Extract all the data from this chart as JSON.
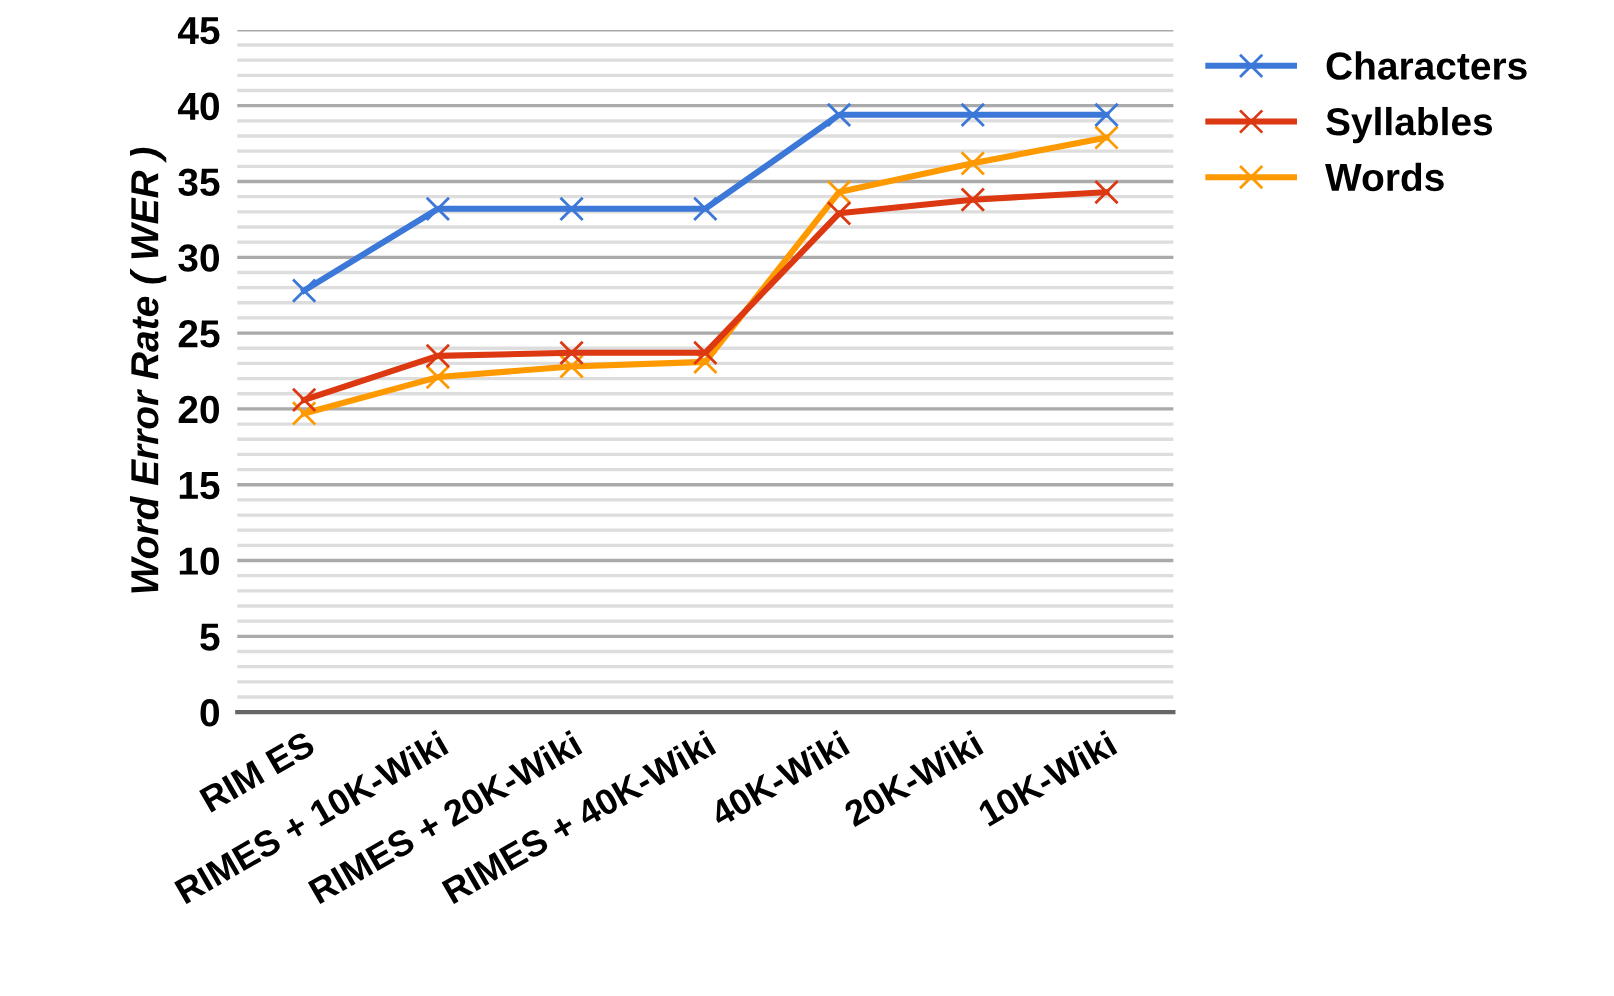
{
  "chart_data": {
    "type": "line",
    "ylabel": "Word Error Rate ( WER )",
    "categories": [
      "RIM ES",
      "RIMES + 10K-Wiki",
      "RIMES + 20K-Wiki",
      "RIMES + 40K-Wiki",
      "40K-Wiki",
      "20K-Wiki",
      "10K-Wiki"
    ],
    "series": [
      {
        "name": "Characters",
        "color": "#3c78d8",
        "values": [
          27.8,
          33.2,
          33.2,
          33.2,
          39.4,
          39.4,
          39.4
        ]
      },
      {
        "name": "Syllables",
        "color": "#dc3912",
        "values": [
          20.6,
          23.5,
          23.7,
          23.7,
          32.9,
          33.8,
          34.3
        ]
      },
      {
        "name": "Words",
        "color": "#ff9900",
        "values": [
          19.7,
          22.1,
          22.8,
          23.1,
          34.3,
          36.2,
          37.9
        ]
      }
    ],
    "ylim": [
      0,
      45
    ],
    "yticks": [
      0,
      {
        "value": 1,
        "label": null
      },
      {
        "value": 2,
        "label": null
      },
      {
        "value": 3,
        "label": null
      },
      {
        "value": 4,
        "label": null
      },
      5,
      {
        "value": 6,
        "label": null
      },
      {
        "value": 7,
        "label": null
      },
      {
        "value": 8,
        "label": null
      },
      {
        "value": 9,
        "label": null
      },
      10,
      {
        "value": 11,
        "label": null
      },
      {
        "value": 12,
        "label": null
      },
      {
        "value": 13,
        "label": null
      },
      {
        "value": 14,
        "label": null
      },
      15,
      {
        "value": 16,
        "label": null
      },
      {
        "value": 17,
        "label": null
      },
      {
        "value": 18,
        "label": null
      },
      {
        "value": 19,
        "label": null
      },
      20,
      {
        "value": 21,
        "label": null
      },
      {
        "value": 22,
        "label": null
      },
      {
        "value": 23,
        "label": null
      },
      {
        "value": 24,
        "label": null
      },
      25,
      {
        "value": 26,
        "label": null
      },
      {
        "value": 27,
        "label": null
      },
      {
        "value": 28,
        "label": null
      },
      {
        "value": 29,
        "label": null
      },
      30,
      {
        "value": 31,
        "label": null
      },
      {
        "value": 32,
        "label": null
      },
      {
        "value": 33,
        "label": null
      },
      {
        "value": 34,
        "label": null
      },
      35,
      {
        "value": 36,
        "label": null
      },
      {
        "value": 37,
        "label": null
      },
      {
        "value": 38,
        "label": null
      },
      {
        "value": 39,
        "label": null
      },
      40,
      {
        "value": 41,
        "label": null
      },
      {
        "value": 42,
        "label": null
      },
      {
        "value": 43,
        "label": null
      },
      {
        "value": 44,
        "label": null
      },
      45
    ],
    "grid": "y",
    "legend": "top right",
    "marker": "cross",
    "line_style": "solid"
  }
}
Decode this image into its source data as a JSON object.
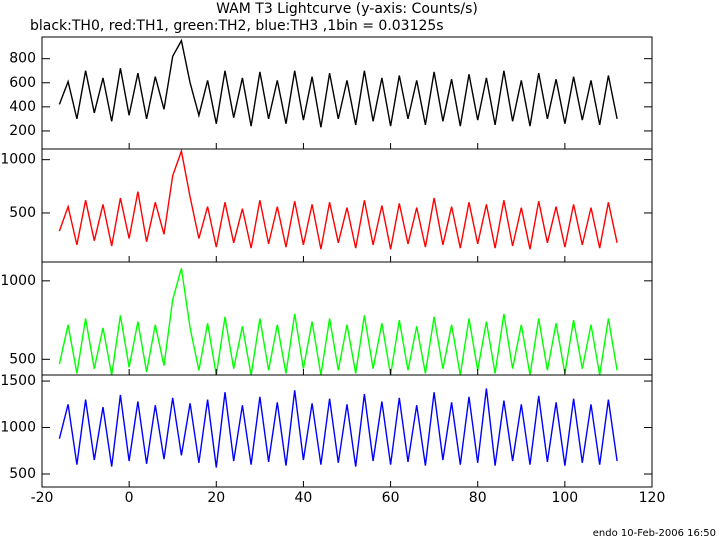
{
  "title": "WAM T3 Lightcurve (y-axis: Counts/s)",
  "subtitle": "black:TH0, red:TH1, green:TH2, blue:TH3 ,1bin = 0.03125s",
  "footer": "endo 10-Feb-2006 16:50",
  "chart_data": [
    {
      "type": "line",
      "x": [
        -16,
        -14,
        -12,
        -10,
        -8,
        -6,
        -4,
        -2,
        0,
        2,
        4,
        6,
        8,
        10,
        12,
        14,
        16,
        18,
        20,
        22,
        24,
        26,
        28,
        30,
        32,
        34,
        36,
        38,
        40,
        42,
        44,
        46,
        48,
        50,
        52,
        54,
        56,
        58,
        60,
        62,
        64,
        66,
        68,
        70,
        72,
        74,
        76,
        78,
        80,
        82,
        84,
        86,
        88,
        90,
        92,
        94,
        96,
        98,
        100,
        102,
        104,
        106,
        108,
        110,
        112
      ],
      "series": [
        {
          "name": "TH0",
          "color": "#000000",
          "values": [
            420,
            610,
            300,
            700,
            350,
            640,
            280,
            720,
            330,
            680,
            300,
            650,
            380,
            820,
            950,
            600,
            330,
            620,
            260,
            700,
            310,
            640,
            240,
            690,
            300,
            620,
            260,
            700,
            290,
            650,
            230,
            680,
            300,
            620,
            250,
            700,
            280,
            640,
            240,
            660,
            300,
            620,
            250,
            690,
            280,
            630,
            240,
            670,
            290,
            640,
            250,
            700,
            280,
            620,
            240,
            680,
            300,
            630,
            260,
            650,
            290,
            620,
            250,
            660,
            300
          ]
        }
      ],
      "xlim": [
        -20,
        120
      ],
      "xticks": [
        -20,
        0,
        20,
        40,
        60,
        80,
        100,
        120
      ],
      "ylim": [
        50,
        980
      ],
      "yticks": [
        200,
        400,
        600,
        800
      ]
    },
    {
      "type": "line",
      "x": [
        -16,
        -14,
        -12,
        -10,
        -8,
        -6,
        -4,
        -2,
        0,
        2,
        4,
        6,
        8,
        10,
        12,
        14,
        16,
        18,
        20,
        22,
        24,
        26,
        28,
        30,
        32,
        34,
        36,
        38,
        40,
        42,
        44,
        46,
        48,
        50,
        52,
        54,
        56,
        58,
        60,
        62,
        64,
        66,
        68,
        70,
        72,
        74,
        76,
        78,
        80,
        82,
        84,
        86,
        88,
        90,
        92,
        94,
        96,
        98,
        100,
        102,
        104,
        106,
        108,
        110,
        112
      ],
      "series": [
        {
          "name": "TH1",
          "color": "#ff0000",
          "values": [
            330,
            560,
            200,
            620,
            240,
            580,
            190,
            640,
            260,
            700,
            230,
            600,
            300,
            850,
            1080,
            650,
            260,
            560,
            180,
            600,
            220,
            540,
            170,
            620,
            210,
            560,
            180,
            610,
            200,
            580,
            160,
            600,
            220,
            550,
            170,
            620,
            200,
            570,
            160,
            590,
            210,
            550,
            180,
            640,
            200,
            560,
            170,
            600,
            210,
            580,
            170,
            620,
            190,
            550,
            160,
            610,
            220,
            560,
            180,
            580,
            200,
            550,
            170,
            600,
            220
          ]
        }
      ],
      "xlim": [
        -20,
        120
      ],
      "xticks": [
        -20,
        0,
        20,
        40,
        60,
        80,
        100,
        120
      ],
      "ylim": [
        40,
        1100
      ],
      "yticks": [
        500,
        1000
      ]
    },
    {
      "type": "line",
      "x": [
        -16,
        -14,
        -12,
        -10,
        -8,
        -6,
        -4,
        -2,
        0,
        2,
        4,
        6,
        8,
        10,
        12,
        14,
        16,
        18,
        20,
        22,
        24,
        26,
        28,
        30,
        32,
        34,
        36,
        38,
        40,
        42,
        44,
        46,
        48,
        50,
        52,
        54,
        56,
        58,
        60,
        62,
        64,
        66,
        68,
        70,
        72,
        74,
        76,
        78,
        80,
        82,
        84,
        86,
        88,
        90,
        92,
        94,
        96,
        98,
        100,
        102,
        104,
        106,
        108,
        110,
        112
      ],
      "series": [
        {
          "name": "TH2",
          "color": "#00ff00",
          "values": [
            470,
            720,
            410,
            760,
            440,
            700,
            400,
            780,
            450,
            740,
            420,
            720,
            460,
            880,
            1080,
            700,
            430,
            730,
            400,
            770,
            440,
            710,
            400,
            760,
            430,
            720,
            410,
            790,
            440,
            740,
            400,
            760,
            430,
            720,
            410,
            780,
            440,
            730,
            400,
            750,
            430,
            710,
            410,
            770,
            440,
            720,
            400,
            760,
            430,
            740,
            410,
            790,
            440,
            720,
            400,
            760,
            430,
            730,
            410,
            750,
            440,
            720,
            400,
            760,
            430
          ]
        }
      ],
      "xlim": [
        -20,
        120
      ],
      "xticks": [
        -20,
        0,
        20,
        40,
        60,
        80,
        100,
        120
      ],
      "ylim": [
        400,
        1120
      ],
      "yticks": [
        500,
        1000
      ]
    },
    {
      "type": "line",
      "x": [
        -16,
        -14,
        -12,
        -10,
        -8,
        -6,
        -4,
        -2,
        0,
        2,
        4,
        6,
        8,
        10,
        12,
        14,
        16,
        18,
        20,
        22,
        24,
        26,
        28,
        30,
        32,
        34,
        36,
        38,
        40,
        42,
        44,
        46,
        48,
        50,
        52,
        54,
        56,
        58,
        60,
        62,
        64,
        66,
        68,
        70,
        72,
        74,
        76,
        78,
        80,
        82,
        84,
        86,
        88,
        90,
        92,
        94,
        96,
        98,
        100,
        102,
        104,
        106,
        108,
        110,
        112
      ],
      "series": [
        {
          "name": "TH3",
          "color": "#0000ff",
          "values": [
            880,
            1250,
            600,
            1300,
            650,
            1220,
            580,
            1350,
            640,
            1280,
            610,
            1240,
            660,
            1320,
            700,
            1260,
            620,
            1300,
            570,
            1380,
            640,
            1240,
            600,
            1330,
            630,
            1270,
            590,
            1400,
            650,
            1260,
            600,
            1310,
            620,
            1250,
            580,
            1360,
            640,
            1280,
            600,
            1320,
            630,
            1240,
            590,
            1380,
            650,
            1270,
            600,
            1330,
            620,
            1420,
            590,
            1290,
            640,
            1250,
            600,
            1340,
            630,
            1270,
            590,
            1310,
            620,
            1250,
            600,
            1300,
            640
          ]
        }
      ],
      "xlim": [
        -20,
        120
      ],
      "xticks": [
        -20,
        0,
        20,
        40,
        60,
        80,
        100,
        120
      ],
      "ylim": [
        360,
        1565
      ],
      "yticks": [
        500,
        1000,
        1500
      ]
    }
  ]
}
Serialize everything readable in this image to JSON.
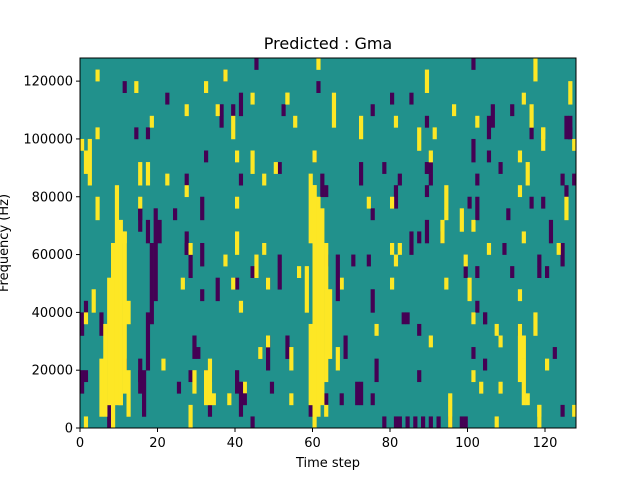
{
  "chart_data": {
    "type": "heatmap",
    "title": "Predicted : Gma",
    "xlabel": "Time step",
    "ylabel": "Frequency (Hz)",
    "xlim": [
      0,
      128
    ],
    "ylim": [
      0,
      128000
    ],
    "x_ticks": [
      0,
      20,
      40,
      60,
      80,
      100,
      120
    ],
    "x_tick_labels": [
      "0",
      "20",
      "40",
      "60",
      "80",
      "100",
      "120"
    ],
    "y_ticks": [
      0,
      20000,
      40000,
      60000,
      80000,
      100000,
      120000
    ],
    "y_tick_labels": [
      "0",
      "20000",
      "40000",
      "60000",
      "80000",
      "100000",
      "120000"
    ],
    "grid": false,
    "levels": {
      "low": -1,
      "mid": 0,
      "high": 1
    },
    "colors": {
      "low": "#440154",
      "mid": "#21918c",
      "high": "#fde725"
    },
    "background_level": 0,
    "high_segments": [
      [
        1,
        88000,
        96000
      ],
      [
        2,
        84000,
        100000
      ],
      [
        4,
        100000,
        104000
      ],
      [
        5,
        4000,
        24000
      ],
      [
        6,
        4000,
        36000
      ],
      [
        7,
        8000,
        52000
      ],
      [
        8,
        0,
        64000
      ],
      [
        9,
        8000,
        84000
      ],
      [
        10,
        8000,
        72000
      ],
      [
        11,
        12000,
        68000
      ],
      [
        12,
        4000,
        20000
      ],
      [
        12,
        36000,
        44000
      ],
      [
        32,
        8000,
        20000
      ],
      [
        33,
        8000,
        24000
      ],
      [
        34,
        8000,
        12000
      ],
      [
        54,
        20000,
        28000
      ],
      [
        58,
        40000,
        56000
      ],
      [
        59,
        8000,
        36000
      ],
      [
        59,
        64000,
        88000
      ],
      [
        60,
        0,
        84000
      ],
      [
        61,
        4000,
        80000
      ],
      [
        62,
        8000,
        76000
      ],
      [
        63,
        16000,
        64000
      ],
      [
        64,
        24000,
        48000
      ],
      [
        65,
        104000,
        116000
      ],
      [
        94,
        48000,
        52000
      ],
      [
        113,
        16000,
        36000
      ],
      [
        114,
        8000,
        24000
      ],
      [
        114,
        64000,
        68000
      ],
      [
        127,
        4000,
        8000
      ]
    ],
    "low_segments": [
      [
        16,
        4000,
        20000
      ],
      [
        17,
        20000,
        40000
      ],
      [
        18,
        36000,
        64000
      ],
      [
        19,
        44000,
        76000
      ],
      [
        17,
        64000,
        72000
      ],
      [
        20,
        64000,
        72000
      ],
      [
        41,
        4000,
        16000
      ],
      [
        42,
        8000,
        12000
      ],
      [
        66,
        44000,
        60000
      ],
      [
        68,
        24000,
        32000
      ],
      [
        72,
        8000,
        16000
      ],
      [
        76,
        16000,
        24000
      ],
      [
        78,
        0,
        4000
      ],
      [
        81,
        0,
        4000
      ],
      [
        82,
        0,
        4000
      ],
      [
        84,
        0,
        4000
      ],
      [
        86,
        0,
        4000
      ],
      [
        88,
        0,
        4000
      ],
      [
        90,
        0,
        4000
      ],
      [
        92,
        0,
        4000
      ],
      [
        67,
        8000,
        12000
      ],
      [
        72,
        84000,
        92000
      ],
      [
        74,
        56000,
        60000
      ]
    ],
    "extra_cells": {
      "seed": 12345,
      "high_count": 110,
      "low_count": 130,
      "column_range": [
        0,
        128
      ],
      "row_count": 32
    }
  }
}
·····
Locate each line containing the string "RIMES" and show it.

> _Exercise output_
      "RIMES + 10K-Wiki",
      "RIMES + 20K-Wiki",
      "RIMES + 40K-Wiki",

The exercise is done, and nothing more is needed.